**TEXT EXCERPT**

The paper is laughably academico-technical. Measurements look good, not
bad, and as you say in absolute terms they are really very good. The
title doesn't match the contents certainly.

One point of note was that the performance on Sparc was less than
performance on other CPUs, so Sun/Oracle were the most hit. They made no
attempt to resolve that in more normal ways, nor did they even point out
their hardware had come out poorly on that. 

-- 
 Simon Riggs   www.2ndQuadrant.com
 PostgreSQL Development, 24x7 Support, Training and Services



Re: Scalability and benchmarks

2010-07-01 Thread Vladimir Vuksan
I believe the FUD you are referring to was following presentation at
Velocity

Hidden Scalability Gotchas in Memcached and Friends

http://en.oreilly.com/velocity2010/public/schedule/detail/13046

There is a link to the PDF of slides so you can see what they talked
about. Here is the short link to it

http://j.mp/cgIsE9

It was an example of applying a model to a set of controlled
measurements and not necessarily picking on memcached. One of the
findings was that contention has increased between versions 1.2.8 and
1.4.5 from about 2.5% to 9.8%. Another is that memcached didn't perform
well beyond 6 threads which they attributed to locks. At Sun they coded
some patches where they replaced the single lock with multiple locks and
you can view performance on slide 25.

The measurements do show that memcached performs extremely well ie. 300k
ops on a single instance however memcached was not able to take
advantage of additional threads.

Key takeaway from this talk was not that memcached doesn't scale but
that it can perform even better.

Vladimir

U Sri, 30. 06. 2010., u 11:35 -0700, dormando je napisao/la:

  I've seen some FUD from people claiming that memcached doesn't scale
  very well on multiple CPUs, which surprised me.
 
  Is there an accepted benchmark we can use to examine performance in more
  detail?
 
  Does anybody have any testing results in that area?
 
 While we don't have a standard set of benchmarks yet, we do test it,
 people have tested it, and it's routinely heavily hammered in production
 all over the place, including several top 10 websites.
 
 The FUD is easy enough to dispell: just squint at their numbers a little
 bit and think it through carefully.
 
 Most of these are saying that you hit a wall scaling memcached past,
 say, 300,000 requests per second on a single box. (though I think with the
 latest 1.4 it's easier to hit 500,000+). Remember that 300,000 requests
 per second at 1k per request is over 2.5 gigabits of outbound alone.
 
 If your requests are much smaller than that, you might skid in under
 1gbps. For sanity's sake though, take a realistic look at how many
 requests per second you actually hit memcached with. 100,000+ per second
 per box is unlikely but sometimes happens, and works fine.
 
 Even large sites are likely doing less than that, as they will need more
 memory before hosing a box.

**STORED DATA**
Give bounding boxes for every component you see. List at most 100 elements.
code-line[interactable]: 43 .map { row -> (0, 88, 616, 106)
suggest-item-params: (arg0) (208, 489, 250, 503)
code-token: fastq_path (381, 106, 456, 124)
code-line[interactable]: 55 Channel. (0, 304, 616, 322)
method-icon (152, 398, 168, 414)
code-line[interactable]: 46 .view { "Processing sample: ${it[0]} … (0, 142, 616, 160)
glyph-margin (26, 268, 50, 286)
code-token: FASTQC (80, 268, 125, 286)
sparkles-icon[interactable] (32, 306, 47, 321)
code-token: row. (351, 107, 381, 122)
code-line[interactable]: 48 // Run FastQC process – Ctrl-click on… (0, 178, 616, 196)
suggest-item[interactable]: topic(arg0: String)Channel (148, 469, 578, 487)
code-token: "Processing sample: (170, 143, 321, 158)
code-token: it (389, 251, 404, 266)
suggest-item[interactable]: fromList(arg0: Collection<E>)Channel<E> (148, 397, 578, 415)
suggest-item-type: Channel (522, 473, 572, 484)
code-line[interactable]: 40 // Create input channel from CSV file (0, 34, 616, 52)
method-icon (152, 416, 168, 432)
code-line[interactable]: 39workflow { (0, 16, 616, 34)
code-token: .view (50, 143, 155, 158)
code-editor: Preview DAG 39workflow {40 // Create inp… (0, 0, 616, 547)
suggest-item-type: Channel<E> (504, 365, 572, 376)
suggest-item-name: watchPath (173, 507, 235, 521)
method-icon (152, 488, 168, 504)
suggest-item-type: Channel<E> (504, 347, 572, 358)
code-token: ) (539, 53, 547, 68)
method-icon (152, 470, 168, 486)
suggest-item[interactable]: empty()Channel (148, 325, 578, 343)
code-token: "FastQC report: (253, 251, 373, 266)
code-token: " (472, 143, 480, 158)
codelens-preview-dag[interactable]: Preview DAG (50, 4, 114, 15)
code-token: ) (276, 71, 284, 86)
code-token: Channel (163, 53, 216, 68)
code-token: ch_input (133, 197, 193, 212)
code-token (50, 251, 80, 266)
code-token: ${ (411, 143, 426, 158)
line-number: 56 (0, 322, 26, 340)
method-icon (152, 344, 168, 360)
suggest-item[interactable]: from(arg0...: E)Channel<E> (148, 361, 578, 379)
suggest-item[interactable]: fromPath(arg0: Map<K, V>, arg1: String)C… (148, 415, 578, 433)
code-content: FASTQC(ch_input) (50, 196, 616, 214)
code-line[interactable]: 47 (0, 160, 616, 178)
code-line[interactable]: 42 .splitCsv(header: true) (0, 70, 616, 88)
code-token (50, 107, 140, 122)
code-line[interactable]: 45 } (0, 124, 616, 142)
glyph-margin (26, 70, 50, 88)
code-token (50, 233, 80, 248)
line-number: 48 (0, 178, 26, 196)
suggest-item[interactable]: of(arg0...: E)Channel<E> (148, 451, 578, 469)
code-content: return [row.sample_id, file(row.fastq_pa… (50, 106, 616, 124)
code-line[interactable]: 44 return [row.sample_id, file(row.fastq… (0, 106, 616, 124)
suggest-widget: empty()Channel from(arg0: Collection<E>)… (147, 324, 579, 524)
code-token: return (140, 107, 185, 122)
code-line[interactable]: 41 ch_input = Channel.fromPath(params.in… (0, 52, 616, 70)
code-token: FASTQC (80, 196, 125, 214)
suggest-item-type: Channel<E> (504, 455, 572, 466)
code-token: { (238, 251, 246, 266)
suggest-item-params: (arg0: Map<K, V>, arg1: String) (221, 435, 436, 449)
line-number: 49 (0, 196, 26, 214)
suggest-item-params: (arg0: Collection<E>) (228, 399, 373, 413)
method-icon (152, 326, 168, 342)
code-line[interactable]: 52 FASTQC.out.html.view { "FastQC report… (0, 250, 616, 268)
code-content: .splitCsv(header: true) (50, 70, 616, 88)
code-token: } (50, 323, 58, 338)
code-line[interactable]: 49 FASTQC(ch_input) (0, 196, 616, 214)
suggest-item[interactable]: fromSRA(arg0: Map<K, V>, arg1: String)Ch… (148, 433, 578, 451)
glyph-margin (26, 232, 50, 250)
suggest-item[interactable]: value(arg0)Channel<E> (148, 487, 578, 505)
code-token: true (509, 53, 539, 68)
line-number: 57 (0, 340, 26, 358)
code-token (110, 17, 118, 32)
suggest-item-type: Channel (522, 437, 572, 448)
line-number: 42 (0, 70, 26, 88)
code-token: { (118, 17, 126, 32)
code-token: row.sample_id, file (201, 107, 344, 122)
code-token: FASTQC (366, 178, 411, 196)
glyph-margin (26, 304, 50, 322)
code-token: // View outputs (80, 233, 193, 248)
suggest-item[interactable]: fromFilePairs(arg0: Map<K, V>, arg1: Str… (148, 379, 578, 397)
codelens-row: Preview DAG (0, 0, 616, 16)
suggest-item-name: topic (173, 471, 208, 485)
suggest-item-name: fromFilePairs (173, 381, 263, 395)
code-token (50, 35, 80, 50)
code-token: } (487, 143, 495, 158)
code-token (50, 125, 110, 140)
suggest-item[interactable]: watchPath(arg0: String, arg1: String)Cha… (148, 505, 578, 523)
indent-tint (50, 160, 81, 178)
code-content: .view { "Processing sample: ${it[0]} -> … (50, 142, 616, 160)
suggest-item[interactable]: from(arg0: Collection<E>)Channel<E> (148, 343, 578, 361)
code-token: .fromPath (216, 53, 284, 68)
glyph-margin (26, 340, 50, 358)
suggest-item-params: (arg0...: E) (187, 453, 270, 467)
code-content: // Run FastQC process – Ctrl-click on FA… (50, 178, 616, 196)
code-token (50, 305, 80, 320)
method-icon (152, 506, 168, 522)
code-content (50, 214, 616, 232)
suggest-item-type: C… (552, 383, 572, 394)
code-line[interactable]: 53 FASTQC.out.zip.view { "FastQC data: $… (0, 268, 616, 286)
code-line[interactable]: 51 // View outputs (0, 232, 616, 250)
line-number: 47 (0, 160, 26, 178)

**WHAT YOU NEED TO DO**
Repeat word for word everything in the memcached scalability thread from "Most of these" down to "and works fine.".

**TASK RESULT**
Most of these are saying that you hit a wall scaling memcached past,
 say, 300,000 requests per second on a single box. (though I think with the
 latest 1.4 it's easier to hit 500,000+). Remember that 300,000 requests
 per second at 1k per request is over 2.5 gigabits of outbound alone.
 
 If your requests are much smaller than that, you might skid in under
 1gbps. For sanity's sake though, take a realistic look at how many
 requests per second you actually hit memcached with. 100,000+ per second
 per box is unlikely but sometimes happens, and works fine.